STUDY TEXT>
■ ■ ■ ■ ■ ■ ■

Ladbrokes make the second option an odds-on chance, with their offer of 10-11 that the British-based runners will return from Belmont Park empty-handed. In theory, there is no reason why a racing follower's allegiance should extend any further than the latest horse to carry their money, but when the Breeders' Cup comes around, we get just as tribal as football fans.
Never mind that the logic which makes some of them "ours" is of a sort which Jack Charlton might recognise, or that in view of Britain's past record - three winners, countless disappointments - a dispassionate approach might be easier on both the wallet and the spirit.
Everyone knows that beating North American horses on their own turf - not to mention their own dirt - requires a final, exceptional effort from animals which have already spent many months racing against the best. Yet still we back them, just in case. But when the team contains horses like Hever Golf Rose, who can resist? Hard at work since April, the winner of eight races in five countries, she has secured the growing reputation of Joe Naughton, her trainer, and offered a reminder that there is more to Epsom than just a racecourse.
Lake Coniston, who will join her in the field for the Breeders' Cup Sprint, is another local resident, at Geoff Lewis's yard, and as Naughton said: "it will be good if people start to realise that there is life beyond Newmarket and Lambourn. Big business people in London have got a great training centre right on their doorstep and it's nice that they are waking up to that.''
Certainly, they are waking up to Naughton, thanks principally to Hever Golf Rose, who provided his first Group One succes in the Prix de l'Abbaye earlier this month. "She's defintely been a big help," Naughton said. "I had about 40 horses at the start of this year, but next season I'll be up to 60 or 65."
Hever Golf Rose will leave for New York today, but the travelling, at least, is something which Naughton does not need to worry about.
On Saturday morning the filly had gentle spin around a bend on Lingfield's all-weather track, starting about a furlong from the winning post and travelled around the turn out into the back straight. This was another side to her preparation, but the effects of her long campaign are harder to quantify.

■ ■ ■ ■ ■ ■ ■

INFORMATION GIVEN>
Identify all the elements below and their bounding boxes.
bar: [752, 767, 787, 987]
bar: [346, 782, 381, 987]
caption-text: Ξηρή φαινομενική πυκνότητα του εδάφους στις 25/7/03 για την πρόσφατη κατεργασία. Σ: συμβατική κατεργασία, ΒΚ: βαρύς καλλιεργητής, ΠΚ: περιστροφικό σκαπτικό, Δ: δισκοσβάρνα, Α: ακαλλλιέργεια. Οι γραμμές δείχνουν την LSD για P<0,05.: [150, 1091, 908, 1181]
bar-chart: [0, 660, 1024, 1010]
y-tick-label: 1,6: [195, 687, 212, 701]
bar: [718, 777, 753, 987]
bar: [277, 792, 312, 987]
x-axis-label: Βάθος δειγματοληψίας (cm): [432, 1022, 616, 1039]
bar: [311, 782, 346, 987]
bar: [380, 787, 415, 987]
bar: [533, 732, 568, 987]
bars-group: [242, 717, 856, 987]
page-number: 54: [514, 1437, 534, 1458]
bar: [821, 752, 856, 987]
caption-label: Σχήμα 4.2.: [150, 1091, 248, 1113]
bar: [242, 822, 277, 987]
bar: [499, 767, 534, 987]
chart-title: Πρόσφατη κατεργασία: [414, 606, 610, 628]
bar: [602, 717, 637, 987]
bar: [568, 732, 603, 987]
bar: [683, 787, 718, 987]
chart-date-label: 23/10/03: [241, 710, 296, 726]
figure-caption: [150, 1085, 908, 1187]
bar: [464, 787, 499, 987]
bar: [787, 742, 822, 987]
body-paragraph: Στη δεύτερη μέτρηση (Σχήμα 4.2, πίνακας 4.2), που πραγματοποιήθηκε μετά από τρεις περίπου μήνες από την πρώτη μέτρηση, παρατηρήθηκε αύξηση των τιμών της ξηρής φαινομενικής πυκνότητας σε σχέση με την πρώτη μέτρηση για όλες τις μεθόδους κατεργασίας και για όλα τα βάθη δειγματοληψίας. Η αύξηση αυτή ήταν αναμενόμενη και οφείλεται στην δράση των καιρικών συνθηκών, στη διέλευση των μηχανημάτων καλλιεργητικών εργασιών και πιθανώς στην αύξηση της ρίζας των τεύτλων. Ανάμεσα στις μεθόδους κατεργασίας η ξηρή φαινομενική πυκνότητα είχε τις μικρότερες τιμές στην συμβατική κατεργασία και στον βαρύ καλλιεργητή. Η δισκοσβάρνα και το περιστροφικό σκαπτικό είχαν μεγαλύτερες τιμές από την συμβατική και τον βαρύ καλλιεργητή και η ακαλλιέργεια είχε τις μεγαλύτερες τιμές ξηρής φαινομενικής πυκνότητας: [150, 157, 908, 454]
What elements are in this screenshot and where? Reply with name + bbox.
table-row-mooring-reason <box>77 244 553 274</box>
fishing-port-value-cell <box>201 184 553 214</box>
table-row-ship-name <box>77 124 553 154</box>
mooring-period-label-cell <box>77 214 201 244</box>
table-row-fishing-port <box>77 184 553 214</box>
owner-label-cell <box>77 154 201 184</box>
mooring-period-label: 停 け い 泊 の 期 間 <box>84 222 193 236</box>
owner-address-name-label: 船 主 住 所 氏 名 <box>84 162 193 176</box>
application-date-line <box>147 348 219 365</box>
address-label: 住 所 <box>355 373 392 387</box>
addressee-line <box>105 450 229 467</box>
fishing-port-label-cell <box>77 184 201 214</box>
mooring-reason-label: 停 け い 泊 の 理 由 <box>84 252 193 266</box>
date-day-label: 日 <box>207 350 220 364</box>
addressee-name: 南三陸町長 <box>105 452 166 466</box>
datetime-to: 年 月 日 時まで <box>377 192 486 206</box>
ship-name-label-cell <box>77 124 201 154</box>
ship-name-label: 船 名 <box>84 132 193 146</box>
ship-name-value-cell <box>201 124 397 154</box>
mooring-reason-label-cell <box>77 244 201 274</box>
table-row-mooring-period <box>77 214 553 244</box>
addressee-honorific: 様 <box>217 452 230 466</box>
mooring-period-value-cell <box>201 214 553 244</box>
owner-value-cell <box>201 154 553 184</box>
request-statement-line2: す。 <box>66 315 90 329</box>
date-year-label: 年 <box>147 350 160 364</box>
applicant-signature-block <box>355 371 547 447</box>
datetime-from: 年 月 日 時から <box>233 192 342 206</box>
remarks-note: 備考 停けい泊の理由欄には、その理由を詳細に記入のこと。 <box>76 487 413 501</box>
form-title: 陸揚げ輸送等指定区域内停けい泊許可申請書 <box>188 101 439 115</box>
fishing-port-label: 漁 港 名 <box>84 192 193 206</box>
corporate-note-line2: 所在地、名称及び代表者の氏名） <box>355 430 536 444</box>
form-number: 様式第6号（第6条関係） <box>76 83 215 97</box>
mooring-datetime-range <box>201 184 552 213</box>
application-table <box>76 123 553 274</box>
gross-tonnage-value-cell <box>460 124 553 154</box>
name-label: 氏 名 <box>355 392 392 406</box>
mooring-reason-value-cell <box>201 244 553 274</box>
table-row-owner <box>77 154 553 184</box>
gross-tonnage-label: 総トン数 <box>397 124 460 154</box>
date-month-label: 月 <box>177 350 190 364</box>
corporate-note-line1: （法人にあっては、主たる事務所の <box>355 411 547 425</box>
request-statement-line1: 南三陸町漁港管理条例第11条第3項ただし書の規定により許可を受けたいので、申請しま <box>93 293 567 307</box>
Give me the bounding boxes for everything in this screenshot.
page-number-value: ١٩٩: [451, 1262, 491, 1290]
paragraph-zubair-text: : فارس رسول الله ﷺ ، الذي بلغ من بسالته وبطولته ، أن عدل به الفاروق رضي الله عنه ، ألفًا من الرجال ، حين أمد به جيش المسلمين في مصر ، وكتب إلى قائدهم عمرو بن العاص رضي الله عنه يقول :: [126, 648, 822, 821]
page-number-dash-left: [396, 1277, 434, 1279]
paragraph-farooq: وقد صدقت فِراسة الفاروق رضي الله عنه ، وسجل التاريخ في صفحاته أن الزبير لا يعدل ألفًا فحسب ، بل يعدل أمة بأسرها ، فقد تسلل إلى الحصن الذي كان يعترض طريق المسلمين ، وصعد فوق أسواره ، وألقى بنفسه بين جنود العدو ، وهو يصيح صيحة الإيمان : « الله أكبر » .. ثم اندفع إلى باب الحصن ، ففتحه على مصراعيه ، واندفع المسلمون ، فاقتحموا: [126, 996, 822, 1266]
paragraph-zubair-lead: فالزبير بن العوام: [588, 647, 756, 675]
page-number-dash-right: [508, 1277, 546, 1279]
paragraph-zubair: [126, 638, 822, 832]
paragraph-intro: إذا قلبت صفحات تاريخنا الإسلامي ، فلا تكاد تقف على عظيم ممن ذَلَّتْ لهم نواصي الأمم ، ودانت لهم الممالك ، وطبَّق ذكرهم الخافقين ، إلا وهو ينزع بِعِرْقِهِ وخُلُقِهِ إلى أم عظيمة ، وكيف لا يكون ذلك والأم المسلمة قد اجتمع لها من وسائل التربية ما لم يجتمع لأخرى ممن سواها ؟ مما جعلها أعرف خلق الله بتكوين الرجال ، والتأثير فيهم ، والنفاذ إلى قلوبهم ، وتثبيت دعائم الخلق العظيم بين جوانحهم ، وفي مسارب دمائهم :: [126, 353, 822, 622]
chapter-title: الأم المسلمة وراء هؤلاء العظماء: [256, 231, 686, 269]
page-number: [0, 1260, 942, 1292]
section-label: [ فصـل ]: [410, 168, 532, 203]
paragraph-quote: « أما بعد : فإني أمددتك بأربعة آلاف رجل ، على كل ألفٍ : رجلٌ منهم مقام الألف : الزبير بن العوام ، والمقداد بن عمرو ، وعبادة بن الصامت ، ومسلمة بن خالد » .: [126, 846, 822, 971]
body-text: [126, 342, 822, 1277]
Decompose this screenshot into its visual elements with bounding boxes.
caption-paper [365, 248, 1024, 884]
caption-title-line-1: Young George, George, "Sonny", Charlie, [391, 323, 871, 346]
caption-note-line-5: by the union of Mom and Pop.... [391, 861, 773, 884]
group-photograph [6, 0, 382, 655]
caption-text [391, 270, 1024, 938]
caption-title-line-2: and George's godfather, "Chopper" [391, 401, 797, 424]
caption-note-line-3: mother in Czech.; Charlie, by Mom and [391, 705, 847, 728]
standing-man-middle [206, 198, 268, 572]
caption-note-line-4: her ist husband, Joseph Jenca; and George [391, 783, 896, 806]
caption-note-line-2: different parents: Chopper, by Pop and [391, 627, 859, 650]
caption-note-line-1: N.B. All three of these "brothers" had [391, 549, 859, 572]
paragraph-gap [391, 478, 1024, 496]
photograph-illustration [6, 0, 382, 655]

■ ■ ■ ■ ■ ■ ■

Continue the article on British runners at the Breeders' Cup from its last sentence. The items have nothing to do with the article on British runners at the Breeders' Cup.

"She's giving all the right indications, she's nice and bubbly," Naughton said. "She really thrives on racing and she travels brilliantly, she settles in to a new environment straight away. But it's the end of a long year, and I think she'll either be very good or simply say she's had enough.''
Naughton has held a licence for just five years, having spent the previous seven working for Barry Hills at a time when Peter Chapple-Hyam was also an assistant trainer.
Chapple-Hyam then started at the top as the master of Manton, but Naughton's progress has not been so smooth. "When I started I only had six horses and a run-down yard and I take a lot of personal satisfaction in what I've achieved. Obviously Peter's done brilliantly, but I'm getting there, even it if has taken me a little more time.''
Chapple-Hyam has already been to Epsom and returned home with a Derby winner, but now it may be Naughton's turn. Young, easy-going and with more than a hint of south London in his accent, he has all the makings of a people's champion. A final 60 seconds of effort by Hever Golf Rose on Saturday could take him into the big time.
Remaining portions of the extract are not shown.